### EXERCISE DATA:
****

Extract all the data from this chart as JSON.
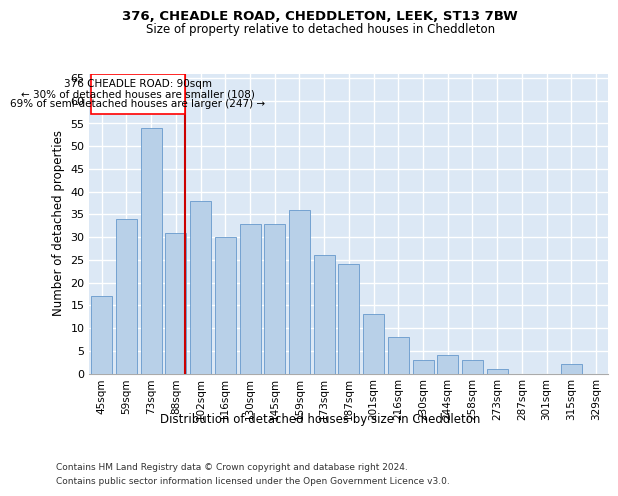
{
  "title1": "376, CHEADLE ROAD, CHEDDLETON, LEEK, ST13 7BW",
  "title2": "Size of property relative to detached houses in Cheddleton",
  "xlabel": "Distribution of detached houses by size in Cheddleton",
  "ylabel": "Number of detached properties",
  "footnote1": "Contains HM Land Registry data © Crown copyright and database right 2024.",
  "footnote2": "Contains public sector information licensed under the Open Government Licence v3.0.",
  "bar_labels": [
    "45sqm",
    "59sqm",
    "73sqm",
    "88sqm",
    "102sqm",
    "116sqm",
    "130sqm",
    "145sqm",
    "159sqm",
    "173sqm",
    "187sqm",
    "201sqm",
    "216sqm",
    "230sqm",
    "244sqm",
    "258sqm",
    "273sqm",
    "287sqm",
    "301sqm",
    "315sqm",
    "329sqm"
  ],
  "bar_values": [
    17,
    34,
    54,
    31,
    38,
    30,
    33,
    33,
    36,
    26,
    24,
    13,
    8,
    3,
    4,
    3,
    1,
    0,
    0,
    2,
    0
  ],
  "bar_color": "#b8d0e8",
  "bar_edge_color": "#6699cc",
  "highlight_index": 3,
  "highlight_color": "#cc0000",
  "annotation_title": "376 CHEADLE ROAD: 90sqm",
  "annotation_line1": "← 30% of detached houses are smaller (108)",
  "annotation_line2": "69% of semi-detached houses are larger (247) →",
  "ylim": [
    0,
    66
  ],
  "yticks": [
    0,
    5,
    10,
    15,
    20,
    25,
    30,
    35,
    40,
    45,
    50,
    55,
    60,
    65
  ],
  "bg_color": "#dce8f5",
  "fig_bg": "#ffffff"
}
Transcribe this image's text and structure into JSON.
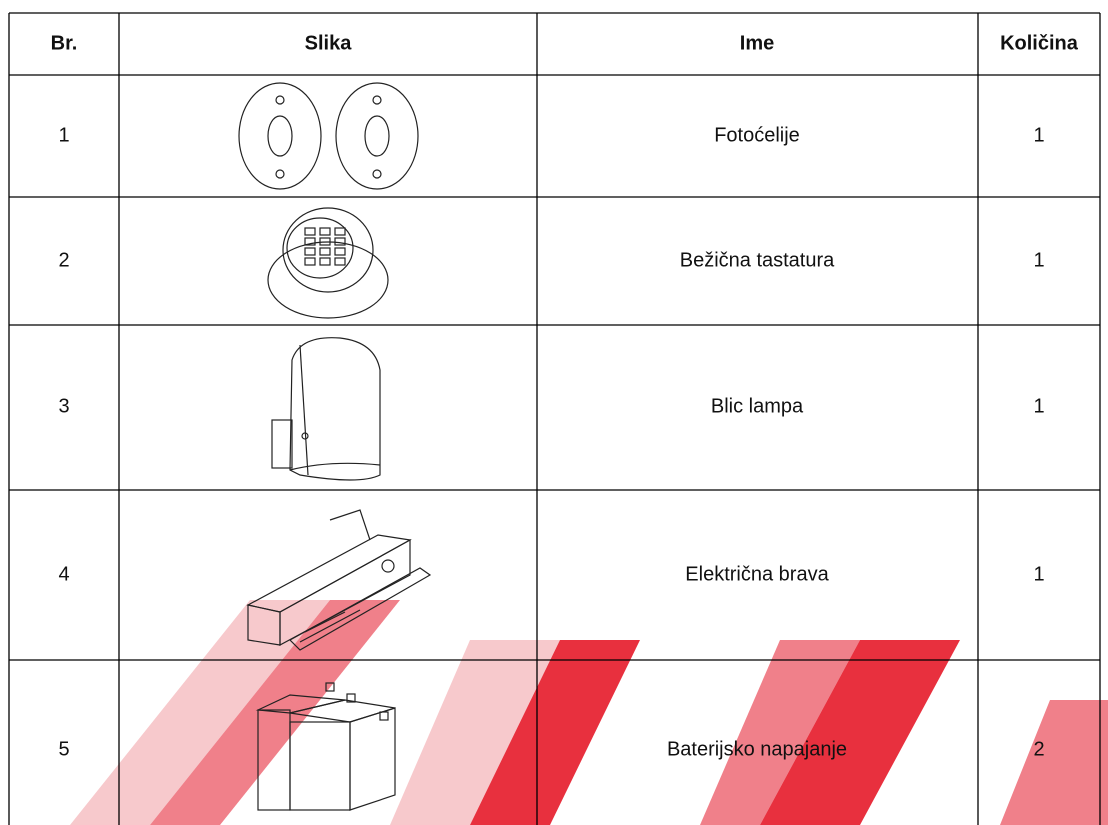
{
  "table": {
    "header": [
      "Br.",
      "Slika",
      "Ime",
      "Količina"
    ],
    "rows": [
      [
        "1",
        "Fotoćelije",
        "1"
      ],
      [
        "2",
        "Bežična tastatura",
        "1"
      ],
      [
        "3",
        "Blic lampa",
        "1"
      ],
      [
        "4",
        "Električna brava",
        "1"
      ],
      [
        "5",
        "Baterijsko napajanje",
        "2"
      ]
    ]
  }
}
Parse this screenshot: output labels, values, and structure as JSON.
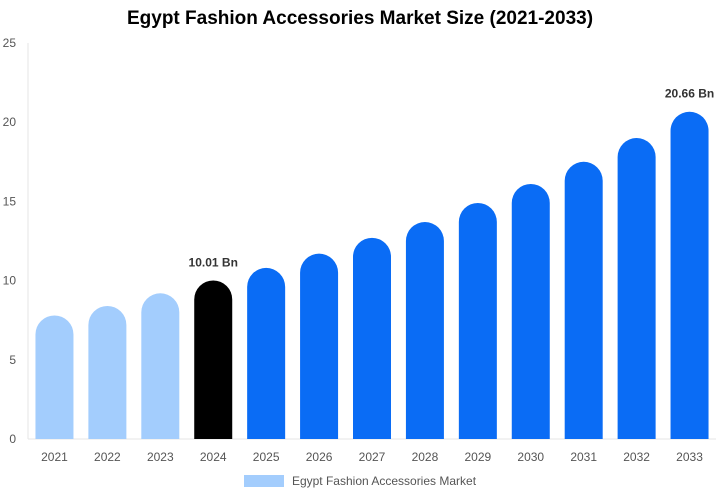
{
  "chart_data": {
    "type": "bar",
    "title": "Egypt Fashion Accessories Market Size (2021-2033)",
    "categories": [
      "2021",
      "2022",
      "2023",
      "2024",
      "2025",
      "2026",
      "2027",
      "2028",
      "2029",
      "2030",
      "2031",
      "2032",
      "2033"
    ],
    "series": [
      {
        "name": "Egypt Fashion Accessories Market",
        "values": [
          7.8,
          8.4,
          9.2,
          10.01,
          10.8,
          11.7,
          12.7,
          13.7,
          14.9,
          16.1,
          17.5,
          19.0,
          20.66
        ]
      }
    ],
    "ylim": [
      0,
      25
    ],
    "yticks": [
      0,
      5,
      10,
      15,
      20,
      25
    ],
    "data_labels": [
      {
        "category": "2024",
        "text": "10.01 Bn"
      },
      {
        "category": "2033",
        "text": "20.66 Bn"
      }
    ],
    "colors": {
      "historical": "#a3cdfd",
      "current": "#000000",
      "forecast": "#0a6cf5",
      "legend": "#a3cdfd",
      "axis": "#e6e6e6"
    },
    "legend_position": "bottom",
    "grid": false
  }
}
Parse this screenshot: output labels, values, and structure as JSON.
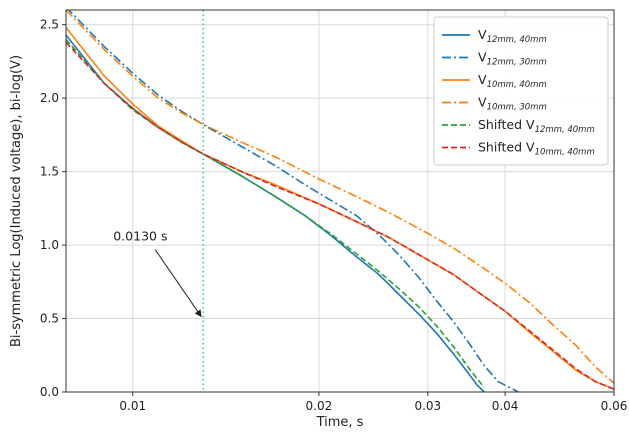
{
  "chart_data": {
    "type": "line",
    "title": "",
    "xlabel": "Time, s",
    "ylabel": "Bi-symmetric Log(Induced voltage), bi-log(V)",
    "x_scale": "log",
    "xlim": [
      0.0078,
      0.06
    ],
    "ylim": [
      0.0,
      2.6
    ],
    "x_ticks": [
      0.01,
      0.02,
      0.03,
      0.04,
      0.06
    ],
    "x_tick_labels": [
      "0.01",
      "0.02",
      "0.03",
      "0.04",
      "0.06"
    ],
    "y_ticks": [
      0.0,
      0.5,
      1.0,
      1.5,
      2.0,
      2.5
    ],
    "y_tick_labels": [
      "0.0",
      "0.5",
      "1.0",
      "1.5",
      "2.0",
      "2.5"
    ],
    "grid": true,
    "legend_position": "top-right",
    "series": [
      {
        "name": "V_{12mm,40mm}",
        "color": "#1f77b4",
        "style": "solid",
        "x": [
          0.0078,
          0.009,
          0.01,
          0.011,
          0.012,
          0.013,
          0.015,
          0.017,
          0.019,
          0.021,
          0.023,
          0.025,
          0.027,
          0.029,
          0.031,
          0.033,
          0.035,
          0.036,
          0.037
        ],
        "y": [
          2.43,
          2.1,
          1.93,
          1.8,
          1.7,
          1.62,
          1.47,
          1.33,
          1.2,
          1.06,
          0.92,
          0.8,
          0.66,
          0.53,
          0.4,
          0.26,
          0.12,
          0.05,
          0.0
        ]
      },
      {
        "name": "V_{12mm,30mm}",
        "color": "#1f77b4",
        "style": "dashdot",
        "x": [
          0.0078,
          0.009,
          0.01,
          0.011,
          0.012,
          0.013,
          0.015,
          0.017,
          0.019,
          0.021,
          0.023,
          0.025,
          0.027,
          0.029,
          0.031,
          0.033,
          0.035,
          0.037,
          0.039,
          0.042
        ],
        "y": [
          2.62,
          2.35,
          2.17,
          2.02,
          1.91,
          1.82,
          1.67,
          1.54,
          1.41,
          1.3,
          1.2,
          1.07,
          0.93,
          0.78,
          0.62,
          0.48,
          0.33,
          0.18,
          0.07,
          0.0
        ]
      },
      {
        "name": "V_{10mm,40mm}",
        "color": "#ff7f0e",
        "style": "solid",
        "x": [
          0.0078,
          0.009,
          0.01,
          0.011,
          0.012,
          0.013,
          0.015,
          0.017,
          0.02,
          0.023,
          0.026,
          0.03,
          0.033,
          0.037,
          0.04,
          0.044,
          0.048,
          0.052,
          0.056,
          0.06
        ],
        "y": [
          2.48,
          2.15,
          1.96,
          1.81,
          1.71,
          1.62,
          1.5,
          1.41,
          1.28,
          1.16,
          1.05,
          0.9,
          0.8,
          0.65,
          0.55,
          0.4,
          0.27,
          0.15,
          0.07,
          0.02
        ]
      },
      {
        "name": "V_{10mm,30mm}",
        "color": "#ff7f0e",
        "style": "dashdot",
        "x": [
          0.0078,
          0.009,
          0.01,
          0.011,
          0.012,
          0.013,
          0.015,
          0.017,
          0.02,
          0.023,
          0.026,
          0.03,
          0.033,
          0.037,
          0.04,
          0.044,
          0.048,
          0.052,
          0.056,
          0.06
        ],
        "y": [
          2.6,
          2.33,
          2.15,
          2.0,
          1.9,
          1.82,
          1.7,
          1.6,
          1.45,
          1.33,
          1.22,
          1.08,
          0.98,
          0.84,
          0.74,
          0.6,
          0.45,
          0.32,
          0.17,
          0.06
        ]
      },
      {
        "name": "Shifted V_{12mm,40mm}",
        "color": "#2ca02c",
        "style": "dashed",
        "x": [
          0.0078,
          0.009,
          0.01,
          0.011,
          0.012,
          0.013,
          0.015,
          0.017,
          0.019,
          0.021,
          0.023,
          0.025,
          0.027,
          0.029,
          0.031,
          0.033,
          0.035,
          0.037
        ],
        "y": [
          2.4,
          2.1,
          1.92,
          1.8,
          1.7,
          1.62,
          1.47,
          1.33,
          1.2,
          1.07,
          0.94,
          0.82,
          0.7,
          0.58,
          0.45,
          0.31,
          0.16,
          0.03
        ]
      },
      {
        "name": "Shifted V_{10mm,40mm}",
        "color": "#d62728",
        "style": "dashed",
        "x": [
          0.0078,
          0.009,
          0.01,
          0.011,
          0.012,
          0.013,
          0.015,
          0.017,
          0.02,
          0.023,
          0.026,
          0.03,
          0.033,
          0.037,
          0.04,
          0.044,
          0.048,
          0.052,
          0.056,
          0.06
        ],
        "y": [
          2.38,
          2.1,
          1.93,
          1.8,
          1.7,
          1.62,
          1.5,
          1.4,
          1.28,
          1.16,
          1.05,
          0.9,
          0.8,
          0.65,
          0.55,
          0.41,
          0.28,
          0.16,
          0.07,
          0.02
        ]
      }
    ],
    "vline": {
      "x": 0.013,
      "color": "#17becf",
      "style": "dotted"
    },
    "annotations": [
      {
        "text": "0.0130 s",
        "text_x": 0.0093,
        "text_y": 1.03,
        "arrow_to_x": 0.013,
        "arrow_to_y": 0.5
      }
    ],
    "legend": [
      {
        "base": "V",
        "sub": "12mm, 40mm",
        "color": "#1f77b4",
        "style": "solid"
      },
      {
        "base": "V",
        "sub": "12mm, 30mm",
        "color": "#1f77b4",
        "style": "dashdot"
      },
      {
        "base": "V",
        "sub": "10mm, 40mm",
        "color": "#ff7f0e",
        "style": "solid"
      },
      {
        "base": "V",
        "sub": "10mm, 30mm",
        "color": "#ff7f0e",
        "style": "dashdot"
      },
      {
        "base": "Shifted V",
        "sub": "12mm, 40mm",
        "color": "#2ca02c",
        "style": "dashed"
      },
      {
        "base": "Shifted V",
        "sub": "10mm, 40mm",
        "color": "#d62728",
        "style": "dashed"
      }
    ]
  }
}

****

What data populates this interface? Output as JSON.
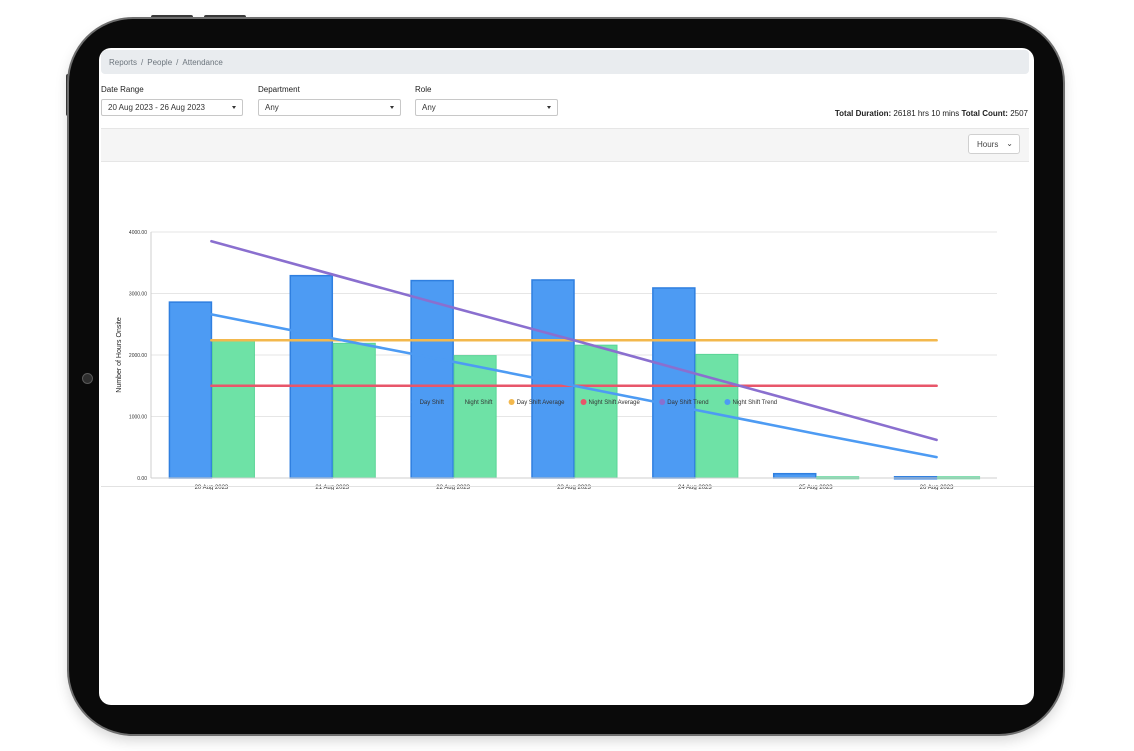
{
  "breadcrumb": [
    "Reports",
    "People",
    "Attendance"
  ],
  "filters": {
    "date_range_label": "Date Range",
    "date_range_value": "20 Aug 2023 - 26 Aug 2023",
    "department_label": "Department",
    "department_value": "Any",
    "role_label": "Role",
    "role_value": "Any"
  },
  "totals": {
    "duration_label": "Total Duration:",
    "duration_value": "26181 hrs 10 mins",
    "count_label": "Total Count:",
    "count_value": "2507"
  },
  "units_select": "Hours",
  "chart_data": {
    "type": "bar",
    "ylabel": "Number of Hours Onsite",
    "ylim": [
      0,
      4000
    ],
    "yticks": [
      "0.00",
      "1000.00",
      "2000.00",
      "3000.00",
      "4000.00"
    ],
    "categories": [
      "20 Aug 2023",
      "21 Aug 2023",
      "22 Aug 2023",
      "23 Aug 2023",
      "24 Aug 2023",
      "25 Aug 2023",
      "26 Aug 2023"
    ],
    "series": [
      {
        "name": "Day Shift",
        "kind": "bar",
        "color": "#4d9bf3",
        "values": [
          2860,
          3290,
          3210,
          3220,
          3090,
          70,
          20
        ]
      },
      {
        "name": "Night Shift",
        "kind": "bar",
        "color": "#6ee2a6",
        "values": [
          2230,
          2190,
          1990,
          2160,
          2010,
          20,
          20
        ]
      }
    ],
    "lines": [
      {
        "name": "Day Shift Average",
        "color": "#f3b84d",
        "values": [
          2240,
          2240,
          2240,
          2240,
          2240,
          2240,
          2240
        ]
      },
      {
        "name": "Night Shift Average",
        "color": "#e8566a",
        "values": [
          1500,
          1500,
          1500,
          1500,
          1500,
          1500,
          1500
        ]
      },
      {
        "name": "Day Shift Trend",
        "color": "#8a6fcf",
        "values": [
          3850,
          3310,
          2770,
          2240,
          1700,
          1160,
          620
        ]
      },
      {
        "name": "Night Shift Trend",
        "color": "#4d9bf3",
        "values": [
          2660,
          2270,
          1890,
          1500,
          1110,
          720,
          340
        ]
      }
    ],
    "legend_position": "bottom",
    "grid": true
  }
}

****

### WHAT THE TASK ASKS:
Look for the word "ROAD" and return every line where it occurs.

### TASK RESPONSE:
  "title1": "376, CHEADLE ROAD, CHEDDLETON, LEEK, ST13 7BW",
  "annotation_title": "376 CHEADLE ROAD: 90sqm",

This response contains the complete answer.